What to do: Gather each line containing the string "Провести" from these entries.

Raw records:

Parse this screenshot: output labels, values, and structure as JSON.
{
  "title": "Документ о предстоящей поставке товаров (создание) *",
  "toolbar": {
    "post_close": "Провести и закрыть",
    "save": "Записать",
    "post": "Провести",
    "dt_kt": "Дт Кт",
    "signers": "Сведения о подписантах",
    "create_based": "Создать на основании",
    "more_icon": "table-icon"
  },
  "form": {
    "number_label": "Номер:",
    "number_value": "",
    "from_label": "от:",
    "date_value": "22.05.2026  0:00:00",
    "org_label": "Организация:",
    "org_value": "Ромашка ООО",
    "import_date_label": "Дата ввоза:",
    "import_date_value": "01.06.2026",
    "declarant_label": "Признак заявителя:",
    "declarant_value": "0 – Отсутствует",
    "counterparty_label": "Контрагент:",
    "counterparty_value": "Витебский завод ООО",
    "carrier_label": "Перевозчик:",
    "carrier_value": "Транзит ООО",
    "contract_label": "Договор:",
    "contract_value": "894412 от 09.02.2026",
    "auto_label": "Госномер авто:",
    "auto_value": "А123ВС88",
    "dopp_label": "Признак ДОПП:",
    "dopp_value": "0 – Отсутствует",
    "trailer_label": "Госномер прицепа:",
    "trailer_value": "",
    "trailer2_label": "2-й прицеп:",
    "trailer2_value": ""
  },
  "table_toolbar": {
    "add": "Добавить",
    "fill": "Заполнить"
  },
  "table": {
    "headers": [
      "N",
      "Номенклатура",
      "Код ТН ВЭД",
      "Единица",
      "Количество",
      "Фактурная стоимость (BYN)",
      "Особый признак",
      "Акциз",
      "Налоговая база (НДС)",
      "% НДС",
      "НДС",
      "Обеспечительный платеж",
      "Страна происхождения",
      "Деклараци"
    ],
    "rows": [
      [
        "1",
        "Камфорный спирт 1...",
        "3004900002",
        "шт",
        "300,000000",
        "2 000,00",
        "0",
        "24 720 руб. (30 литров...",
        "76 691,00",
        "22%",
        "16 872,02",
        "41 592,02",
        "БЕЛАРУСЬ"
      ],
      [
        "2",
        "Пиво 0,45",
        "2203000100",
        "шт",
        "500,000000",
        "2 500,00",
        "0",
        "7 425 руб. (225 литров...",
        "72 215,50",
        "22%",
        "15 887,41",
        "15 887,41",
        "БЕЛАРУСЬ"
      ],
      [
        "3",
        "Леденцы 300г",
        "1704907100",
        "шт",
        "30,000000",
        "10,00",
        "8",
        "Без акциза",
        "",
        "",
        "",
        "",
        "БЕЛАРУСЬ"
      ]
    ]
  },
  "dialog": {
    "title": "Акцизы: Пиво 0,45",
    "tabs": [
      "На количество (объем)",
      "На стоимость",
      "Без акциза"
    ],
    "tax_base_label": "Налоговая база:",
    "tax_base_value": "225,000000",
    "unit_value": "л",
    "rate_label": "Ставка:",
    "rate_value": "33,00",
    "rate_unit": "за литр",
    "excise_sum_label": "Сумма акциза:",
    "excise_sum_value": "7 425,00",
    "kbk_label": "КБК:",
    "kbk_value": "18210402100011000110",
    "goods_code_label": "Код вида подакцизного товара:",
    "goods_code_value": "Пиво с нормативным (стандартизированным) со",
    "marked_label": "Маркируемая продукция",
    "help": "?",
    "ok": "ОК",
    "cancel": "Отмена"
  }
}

Full solution:
    "post_close": "Провести и закрыть",
    "post": "Провести",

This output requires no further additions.